--- YOUR TASK ---
Retype every entry in its entirety, without alteration.

--- SUPPLIED ENTRIES ---

__________________________________________________

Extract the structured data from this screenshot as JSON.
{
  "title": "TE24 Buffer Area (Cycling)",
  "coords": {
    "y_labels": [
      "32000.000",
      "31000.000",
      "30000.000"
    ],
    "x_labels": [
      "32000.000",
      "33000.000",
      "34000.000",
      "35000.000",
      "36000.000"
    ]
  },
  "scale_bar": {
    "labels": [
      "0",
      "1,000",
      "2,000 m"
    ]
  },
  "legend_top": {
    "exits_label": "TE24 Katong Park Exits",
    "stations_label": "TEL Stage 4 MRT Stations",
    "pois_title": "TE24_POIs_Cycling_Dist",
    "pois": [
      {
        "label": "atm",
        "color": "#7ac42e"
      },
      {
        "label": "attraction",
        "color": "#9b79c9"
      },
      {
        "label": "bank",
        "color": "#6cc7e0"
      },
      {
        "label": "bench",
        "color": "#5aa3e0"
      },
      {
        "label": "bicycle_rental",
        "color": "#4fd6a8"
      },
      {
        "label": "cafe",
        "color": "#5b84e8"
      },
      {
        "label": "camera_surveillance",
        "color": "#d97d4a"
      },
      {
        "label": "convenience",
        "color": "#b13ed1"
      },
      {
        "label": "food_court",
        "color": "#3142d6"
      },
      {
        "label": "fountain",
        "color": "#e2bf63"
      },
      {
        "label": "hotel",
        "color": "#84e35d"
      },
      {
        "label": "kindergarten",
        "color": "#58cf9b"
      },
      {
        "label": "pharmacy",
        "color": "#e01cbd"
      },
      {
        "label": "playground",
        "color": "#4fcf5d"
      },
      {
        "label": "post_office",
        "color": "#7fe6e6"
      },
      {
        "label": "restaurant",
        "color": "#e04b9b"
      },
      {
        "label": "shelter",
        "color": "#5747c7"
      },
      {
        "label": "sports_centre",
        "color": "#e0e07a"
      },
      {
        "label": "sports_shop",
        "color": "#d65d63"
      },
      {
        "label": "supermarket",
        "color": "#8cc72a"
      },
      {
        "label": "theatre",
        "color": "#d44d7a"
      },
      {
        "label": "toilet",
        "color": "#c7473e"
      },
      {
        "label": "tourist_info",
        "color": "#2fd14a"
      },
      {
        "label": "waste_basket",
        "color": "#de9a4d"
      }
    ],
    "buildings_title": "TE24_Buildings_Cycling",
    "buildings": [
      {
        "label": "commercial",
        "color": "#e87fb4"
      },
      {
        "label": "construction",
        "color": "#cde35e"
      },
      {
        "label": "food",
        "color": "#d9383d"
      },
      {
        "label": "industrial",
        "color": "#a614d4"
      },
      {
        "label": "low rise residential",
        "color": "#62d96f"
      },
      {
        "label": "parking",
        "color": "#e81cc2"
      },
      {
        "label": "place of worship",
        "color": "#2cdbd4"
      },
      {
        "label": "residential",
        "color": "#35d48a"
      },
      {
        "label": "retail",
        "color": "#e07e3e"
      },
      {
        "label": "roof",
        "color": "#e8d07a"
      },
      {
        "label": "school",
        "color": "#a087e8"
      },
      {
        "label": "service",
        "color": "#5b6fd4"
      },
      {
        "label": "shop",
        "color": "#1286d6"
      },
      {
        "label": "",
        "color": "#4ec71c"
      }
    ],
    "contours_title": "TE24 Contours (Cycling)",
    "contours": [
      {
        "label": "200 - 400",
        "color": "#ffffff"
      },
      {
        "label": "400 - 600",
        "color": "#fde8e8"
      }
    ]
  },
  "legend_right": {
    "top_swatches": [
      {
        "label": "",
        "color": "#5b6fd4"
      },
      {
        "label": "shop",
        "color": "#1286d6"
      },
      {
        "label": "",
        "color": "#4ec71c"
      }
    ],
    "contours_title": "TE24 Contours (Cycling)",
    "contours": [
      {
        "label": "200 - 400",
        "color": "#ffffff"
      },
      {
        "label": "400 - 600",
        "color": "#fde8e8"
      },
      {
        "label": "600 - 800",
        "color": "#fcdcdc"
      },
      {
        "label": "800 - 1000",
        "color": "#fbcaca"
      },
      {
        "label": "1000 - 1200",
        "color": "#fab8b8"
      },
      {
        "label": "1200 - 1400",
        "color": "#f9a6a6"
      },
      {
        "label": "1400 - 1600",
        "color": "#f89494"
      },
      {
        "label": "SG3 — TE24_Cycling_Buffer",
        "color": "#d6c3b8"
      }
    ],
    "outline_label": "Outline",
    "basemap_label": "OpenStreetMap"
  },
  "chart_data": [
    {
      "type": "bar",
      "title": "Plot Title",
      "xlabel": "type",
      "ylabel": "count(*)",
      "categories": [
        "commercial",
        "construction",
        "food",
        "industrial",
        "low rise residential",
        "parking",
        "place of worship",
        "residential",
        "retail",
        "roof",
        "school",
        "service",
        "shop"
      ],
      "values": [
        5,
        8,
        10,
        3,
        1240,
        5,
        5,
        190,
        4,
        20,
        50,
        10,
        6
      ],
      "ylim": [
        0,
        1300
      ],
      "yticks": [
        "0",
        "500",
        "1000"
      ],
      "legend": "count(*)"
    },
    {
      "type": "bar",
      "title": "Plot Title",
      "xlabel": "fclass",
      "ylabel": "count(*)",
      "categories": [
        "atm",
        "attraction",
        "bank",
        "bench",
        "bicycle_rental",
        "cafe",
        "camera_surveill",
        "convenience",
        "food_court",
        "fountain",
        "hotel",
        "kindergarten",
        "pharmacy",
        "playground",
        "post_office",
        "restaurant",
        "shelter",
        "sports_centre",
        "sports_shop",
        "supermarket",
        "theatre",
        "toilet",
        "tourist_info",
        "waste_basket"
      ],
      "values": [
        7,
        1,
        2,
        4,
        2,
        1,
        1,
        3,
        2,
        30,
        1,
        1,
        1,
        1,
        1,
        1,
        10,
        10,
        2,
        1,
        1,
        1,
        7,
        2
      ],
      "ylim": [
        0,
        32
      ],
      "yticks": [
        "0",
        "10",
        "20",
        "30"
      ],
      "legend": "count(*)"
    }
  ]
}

__________________________________________________

--- ANSWER ---
Extract the structured data from this screenshot as JSON.
{
  "title": "TE24 Buffer Area (Cycling)",
  "coords": {
    "y_labels": [
      "32000.000",
      "31000.000",
      "30000.000"
    ],
    "x_labels": [
      "32000.000",
      "33000.000",
      "34000.000",
      "35000.000",
      "36000.000"
    ]
  },
  "scale_bar": {
    "labels": [
      "0",
      "1,000",
      "2,000 m"
    ]
  },
  "legend_top": {
    "exits_label": "TE24 Katong Park Exits",
    "stations_label": "TEL Stage 4 MRT Stations",
    "pois_title": "TE24_POIs_Cycling_Dist",
    "pois": [
      {
        "label": "atm",
        "color": "#7ac42e"
      },
      {
        "label": "attraction",
        "color": "#9b79c9"
      },
      {
        "label": "bank",
        "color": "#6cc7e0"
      },
      {
        "label": "bench",
        "color": "#5aa3e0"
      },
      {
        "label": "bicycle_rental",
        "color": "#4fd6a8"
      },
      {
        "label": "cafe",
        "color": "#5b84e8"
      },
      {
        "label": "camera_surveillance",
        "color": "#d97d4a"
      },
      {
        "label": "convenience",
        "color": "#b13ed1"
      },
      {
        "label": "food_court",
        "color": "#3142d6"
      },
      {
        "label": "fountain",
        "color": "#e2bf63"
      },
      {
        "label": "hotel",
        "color": "#84e35d"
      },
      {
        "label": "kindergarten",
        "color": "#58cf9b"
      },
      {
        "label": "pharmacy",
        "color": "#e01cbd"
      },
      {
        "label": "playground",
        "color": "#4fcf5d"
      },
      {
        "label": "post_office",
        "color": "#7fe6e6"
      },
      {
        "label": "restaurant",
        "color": "#e04b9b"
      },
      {
        "label": "shelter",
        "color": "#5747c7"
      },
      {
        "label": "sports_centre",
        "color": "#e0e07a"
      },
      {
        "label": "sports_shop",
        "color": "#d65d63"
      },
      {
        "label": "supermarket",
        "color": "#8cc72a"
      },
      {
        "label": "theatre",
        "color": "#d44d7a"
      },
      {
        "label": "toilet",
        "color": "#c7473e"
      },
      {
        "label": "tourist_info",
        "color": "#2fd14a"
      },
      {
        "label": "waste_basket",
        "color": "#de9a4d"
      }
    ],
    "buildings_title": "TE24_Buildings_Cycling",
    "buildings": [
      {
        "label": "commercial",
        "color": "#e87fb4"
      },
      {
        "label": "construction",
        "color": "#cde35e"
      },
      {
        "label": "food",
        "color": "#d9383d"
      },
      {
        "label": "industrial",
        "color": "#a614d4"
      },
      {
        "label": "low rise residential",
        "color": "#62d96f"
      },
      {
        "label": "parking",
        "color": "#e81cc2"
      },
      {
        "label": "place of worship",
        "color": "#2cdbd4"
      },
      {
        "label": "residential",
        "color": "#35d48a"
      },
      {
        "label": "retail",
        "color": "#e07e3e"
      },
      {
        "label": "roof",
        "color": "#e8d07a"
      },
      {
        "label": "school",
        "color": "#a087e8"
      },
      {
        "label": "service",
        "color": "#5b6fd4"
      },
      {
        "label": "shop",
        "color": "#1286d6"
      },
      {
        "label": "",
        "color": "#4ec71c"
      }
    ],
    "contours_title": "TE24 Contours (Cycling)",
    "contours": [
      {
        "label": "200 - 400",
        "color": "#ffffff"
      },
      {
        "label": "400 - 600",
        "color": "#fde8e8"
      }
    ]
  },
  "legend_right": {
    "top_swatches": [
      {
        "label": "",
        "color": "#5b6fd4"
      },
      {
        "label": "shop",
        "color": "#1286d6"
      },
      {
        "label": "",
        "color": "#4ec71c"
      }
    ],
    "contours_title": "TE24 Contours (Cycling)",
    "contours": [
      {
        "label": "200 - 400",
        "color": "#ffffff"
      },
      {
        "label": "400 - 600",
        "color": "#fde8e8"
      },
      {
        "label": "600 - 800",
        "color": "#fcdcdc"
      },
      {
        "label": "800 - 1000",
        "color": "#fbcaca"
      },
      {
        "label": "1000 - 1200",
        "color": "#fab8b8"
      },
      {
        "label": "1200 - 1400",
        "color": "#f9a6a6"
      },
      {
        "label": "1400 - 1600",
        "color": "#f89494"
      },
      {
        "label": "SG3 — TE24_Cycling_Buffer",
        "color": "#d6c3b8"
      }
    ],
    "outline_label": "Outline",
    "basemap_label": "OpenStreetMap"
  },
  "chart_data": [
    {
      "type": "bar",
      "title": "Plot Title",
      "xlabel": "type",
      "ylabel": "count(*)",
      "categories": [
        "commercial",
        "construction",
        "food",
        "industrial",
        "low rise residential",
        "parking",
        "place of worship",
        "residential",
        "retail",
        "roof",
        "school",
        "service",
        "shop"
      ],
      "values": [
        5,
        8,
        10,
        3,
        1240,
        5,
        5,
        190,
        4,
        20,
        50,
        10,
        6
      ],
      "ylim": [
        0,
        1300
      ],
      "yticks": [
        "0",
        "500",
        "1000"
      ],
      "legend": "count(*)"
    },
    {
      "type": "bar",
      "title": "Plot Title",
      "xlabel": "fclass",
      "ylabel": "count(*)",
      "categories": [
        "atm",
        "attraction",
        "bank",
        "bench",
        "bicycle_rental",
        "cafe",
        "camera_surveill",
        "convenience",
        "food_court",
        "fountain",
        "hotel",
        "kindergarten",
        "pharmacy",
        "playground",
        "post_office",
        "restaurant",
        "shelter",
        "sports_centre",
        "sports_shop",
        "supermarket",
        "theatre",
        "toilet",
        "tourist_info",
        "waste_basket"
      ],
      "values": [
        7,
        1,
        2,
        4,
        2,
        1,
        1,
        3,
        2,
        30,
        1,
        1,
        1,
        1,
        1,
        1,
        10,
        10,
        2,
        1,
        1,
        1,
        7,
        2
      ],
      "ylim": [
        0,
        32
      ],
      "yticks": [
        "0",
        "10",
        "20",
        "30"
      ],
      "legend": "count(*)"
    }
  ]
}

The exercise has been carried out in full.